* _WHAT IS BEING ASKED_:
Restate, word for word, every line of the data.

- - -

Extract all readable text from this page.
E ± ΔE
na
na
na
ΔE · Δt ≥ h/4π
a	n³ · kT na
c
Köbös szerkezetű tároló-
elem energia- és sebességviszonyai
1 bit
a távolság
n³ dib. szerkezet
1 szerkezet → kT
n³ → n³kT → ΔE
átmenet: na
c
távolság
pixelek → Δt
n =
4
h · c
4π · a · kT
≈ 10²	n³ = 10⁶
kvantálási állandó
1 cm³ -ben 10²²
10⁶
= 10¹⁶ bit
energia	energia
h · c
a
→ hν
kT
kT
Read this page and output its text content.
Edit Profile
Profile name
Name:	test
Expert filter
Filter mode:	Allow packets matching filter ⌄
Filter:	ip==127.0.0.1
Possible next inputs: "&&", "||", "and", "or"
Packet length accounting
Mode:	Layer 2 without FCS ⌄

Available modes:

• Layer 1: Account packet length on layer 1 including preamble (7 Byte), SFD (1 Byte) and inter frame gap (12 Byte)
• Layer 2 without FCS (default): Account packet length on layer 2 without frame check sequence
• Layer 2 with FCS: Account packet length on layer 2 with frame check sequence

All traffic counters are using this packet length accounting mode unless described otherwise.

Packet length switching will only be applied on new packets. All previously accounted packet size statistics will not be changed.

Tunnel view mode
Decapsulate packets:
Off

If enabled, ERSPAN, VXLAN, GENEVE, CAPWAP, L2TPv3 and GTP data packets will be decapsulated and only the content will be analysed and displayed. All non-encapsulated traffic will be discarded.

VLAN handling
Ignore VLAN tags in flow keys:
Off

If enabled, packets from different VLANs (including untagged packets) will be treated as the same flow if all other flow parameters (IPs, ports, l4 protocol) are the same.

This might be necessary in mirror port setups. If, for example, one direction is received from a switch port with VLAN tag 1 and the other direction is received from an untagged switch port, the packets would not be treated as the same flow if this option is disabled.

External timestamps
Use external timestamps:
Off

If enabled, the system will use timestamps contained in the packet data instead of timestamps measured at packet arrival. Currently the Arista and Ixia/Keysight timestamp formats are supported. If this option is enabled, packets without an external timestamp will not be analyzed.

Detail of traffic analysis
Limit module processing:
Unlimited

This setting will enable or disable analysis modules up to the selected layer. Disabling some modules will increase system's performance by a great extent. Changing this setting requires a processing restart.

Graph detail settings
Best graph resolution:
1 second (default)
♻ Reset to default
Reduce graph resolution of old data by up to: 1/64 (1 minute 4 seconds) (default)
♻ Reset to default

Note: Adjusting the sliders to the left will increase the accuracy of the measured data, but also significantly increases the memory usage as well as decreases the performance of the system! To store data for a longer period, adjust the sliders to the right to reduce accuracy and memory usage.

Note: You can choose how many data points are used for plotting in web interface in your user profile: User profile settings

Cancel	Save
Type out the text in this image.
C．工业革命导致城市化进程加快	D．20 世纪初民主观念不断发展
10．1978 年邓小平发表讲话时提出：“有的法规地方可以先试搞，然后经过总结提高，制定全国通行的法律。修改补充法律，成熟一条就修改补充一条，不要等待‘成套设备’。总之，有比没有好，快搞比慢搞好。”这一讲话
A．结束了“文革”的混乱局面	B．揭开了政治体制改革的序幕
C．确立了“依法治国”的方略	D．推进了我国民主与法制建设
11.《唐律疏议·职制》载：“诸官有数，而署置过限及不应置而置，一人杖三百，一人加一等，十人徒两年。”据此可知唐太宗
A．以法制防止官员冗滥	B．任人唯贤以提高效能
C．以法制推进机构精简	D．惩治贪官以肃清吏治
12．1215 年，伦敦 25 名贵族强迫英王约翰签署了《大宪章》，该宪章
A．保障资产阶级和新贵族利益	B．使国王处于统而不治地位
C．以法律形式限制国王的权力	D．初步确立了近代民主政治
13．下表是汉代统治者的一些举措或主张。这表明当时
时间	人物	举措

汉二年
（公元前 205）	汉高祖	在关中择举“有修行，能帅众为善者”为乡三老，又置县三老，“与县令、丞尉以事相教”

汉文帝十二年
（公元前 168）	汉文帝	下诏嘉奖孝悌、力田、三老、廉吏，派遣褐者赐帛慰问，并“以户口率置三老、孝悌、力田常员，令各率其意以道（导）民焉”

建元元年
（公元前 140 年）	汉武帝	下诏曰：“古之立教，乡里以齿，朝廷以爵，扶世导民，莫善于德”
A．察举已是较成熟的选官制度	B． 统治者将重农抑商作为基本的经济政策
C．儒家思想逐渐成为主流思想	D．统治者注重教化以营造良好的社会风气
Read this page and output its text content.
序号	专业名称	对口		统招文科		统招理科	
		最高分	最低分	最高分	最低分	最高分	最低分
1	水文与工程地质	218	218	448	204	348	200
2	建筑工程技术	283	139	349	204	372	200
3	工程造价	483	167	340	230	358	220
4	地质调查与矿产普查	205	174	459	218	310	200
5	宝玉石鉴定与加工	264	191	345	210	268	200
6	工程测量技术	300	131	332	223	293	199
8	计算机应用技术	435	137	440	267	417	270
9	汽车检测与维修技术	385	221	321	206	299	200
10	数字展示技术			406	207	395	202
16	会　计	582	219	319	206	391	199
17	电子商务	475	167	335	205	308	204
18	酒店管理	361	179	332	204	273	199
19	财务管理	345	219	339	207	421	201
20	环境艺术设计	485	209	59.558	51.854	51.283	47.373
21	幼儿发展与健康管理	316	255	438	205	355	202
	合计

- - -

* _ANSWER TO THE PROBLEM_:
Extract all readable text from this page.
E ± ΔE
na
na
na
ΔE · Δt ≥ h/4π
a	n³ · kT na
c
Köbös szerkezetű tároló-
elem energia- és sebességviszonyai
1 bit
a távolság
n³ dib. szerkezet
1 szerkezet → kT
n³ → n³kT → ΔE
átmenet: na
c
távolság
pixelek → Δt
n =
4
h · c
4π · a · kT
≈ 10²	n³ = 10⁶
kvantálási állandó
1 cm³ -ben 10²²
10⁶
= 10¹⁶ bit
energia	energia
h · c
a
→ hν
kT
kT
Read this page and output its text content.
Edit Profile
Profile name
Name:	test
Expert filter
Filter mode:	Allow packets matching filter ⌄
Filter:	ip==127.0.0.1
Possible next inputs: "&&", "||", "and", "or"
Packet length accounting
Mode:	Layer 2 without FCS ⌄

Available modes:

• Layer 1: Account packet length on layer 1 including preamble (7 Byte), SFD (1 Byte) and inter frame gap (12 Byte)
• Layer 2 without FCS (default): Account packet length on layer 2 without frame check sequence
• Layer 2 with FCS: Account packet length on layer 2 with frame check sequence

All traffic counters are using this packet length accounting mode unless described otherwise.

Packet length switching will only be applied on new packets. All previously accounted packet size statistics will not be changed.

Tunnel view mode
Decapsulate packets:
Off

If enabled, ERSPAN, VXLAN, GENEVE, CAPWAP, L2TPv3 and GTP data packets will be decapsulated and only the content will be analysed and displayed. All non-encapsulated traffic will be discarded.

VLAN handling
Ignore VLAN tags in flow keys:
Off

If enabled, packets from different VLANs (including untagged packets) will be treated as the same flow if all other flow parameters (IPs, ports, l4 protocol) are the same.

This might be necessary in mirror port setups. If, for example, one direction is received from a switch port with VLAN tag 1 and the other direction is received from an untagged switch port, the packets would not be treated as the same flow if this option is disabled.

External timestamps
Use external timestamps:
Off

If enabled, the system will use timestamps contained in the packet data instead of timestamps measured at packet arrival. Currently the Arista and Ixia/Keysight timestamp formats are supported. If this option is enabled, packets without an external timestamp will not be analyzed.

Detail of traffic analysis
Limit module processing:
Unlimited

This setting will enable or disable analysis modules up to the selected layer. Disabling some modules will increase system's performance by a great extent. Changing this setting requires a processing restart.

Graph detail settings
Best graph resolution:
1 second (default)
♻ Reset to default
Reduce graph resolution of old data by up to: 1/64 (1 minute 4 seconds) (default)
♻ Reset to default

Note: Adjusting the sliders to the left will increase the accuracy of the measured data, but also significantly increases the memory usage as well as decreases the performance of the system! To store data for a longer period, adjust the sliders to the right to reduce accuracy and memory usage.

Note: You can choose how many data points are used for plotting in web interface in your user profile: User profile settings

Cancel	Save
Type out the text in this image.
C．工业革命导致城市化进程加快	D．20 世纪初民主观念不断发展
10．1978 年邓小平发表讲话时提出：“有的法规地方可以先试搞，然后经过总结提高，制定全国通行的法律。修改补充法律，成熟一条就修改补充一条，不要等待‘成套设备’。总之，有比没有好，快搞比慢搞好。”这一讲话
A．结束了“文革”的混乱局面	B．揭开了政治体制改革的序幕
C．确立了“依法治国”的方略	D．推进了我国民主与法制建设
11.《唐律疏议·职制》载：“诸官有数，而署置过限及不应置而置，一人杖三百，一人加一等，十人徒两年。”据此可知唐太宗
A．以法制防止官员冗滥	B．任人唯贤以提高效能
C．以法制推进机构精简	D．惩治贪官以肃清吏治
12．1215 年，伦敦 25 名贵族强迫英王约翰签署了《大宪章》，该宪章
A．保障资产阶级和新贵族利益	B．使国王处于统而不治地位
C．以法律形式限制国王的权力	D．初步确立了近代民主政治
13．下表是汉代统治者的一些举措或主张。这表明当时
时间	人物	举措

汉二年
（公元前 205）	汉高祖	在关中择举“有修行，能帅众为善者”为乡三老，又置县三老，“与县令、丞尉以事相教”

汉文帝十二年
（公元前 168）	汉文帝	下诏嘉奖孝悌、力田、三老、廉吏，派遣褐者赐帛慰问，并“以户口率置三老、孝悌、力田常员，令各率其意以道（导）民焉”

建元元年
（公元前 140 年）	汉武帝	下诏曰：“古之立教，乡里以齿，朝廷以爵，扶世导民，莫善于德”
A．察举已是较成熟的选官制度	B． 统治者将重农抑商作为基本的经济政策
C．儒家思想逐渐成为主流思想	D．统治者注重教化以营造良好的社会风气
Read this page and output its text content.
序号	专业名称	对口		统招文科		统招理科	
		最高分	最低分	最高分	最低分	最高分	最低分
1	水文与工程地质	218	218	448	204	348	200
2	建筑工程技术	283	139	349	204	372	200
3	工程造价	483	167	340	230	358	220
4	地质调查与矿产普查	205	174	459	218	310	200
5	宝玉石鉴定与加工	264	191	345	210	268	200
6	工程测量技术	300	131	332	223	293	199
8	计算机应用技术	435	137	440	267	417	270
9	汽车检测与维修技术	385	221	321	206	299	200
10	数字展示技术			406	207	395	202
16	会　计	582	219	319	206	391	199
17	电子商务	475	167	335	205	308	204
18	酒店管理	361	179	332	204	273	199
19	财务管理	345	219	339	207	421	201
20	环境艺术设计	485	209	59.558	51.854	51.283	47.373
21	幼儿发展与健康管理	316	255	438	205	355	202
	合计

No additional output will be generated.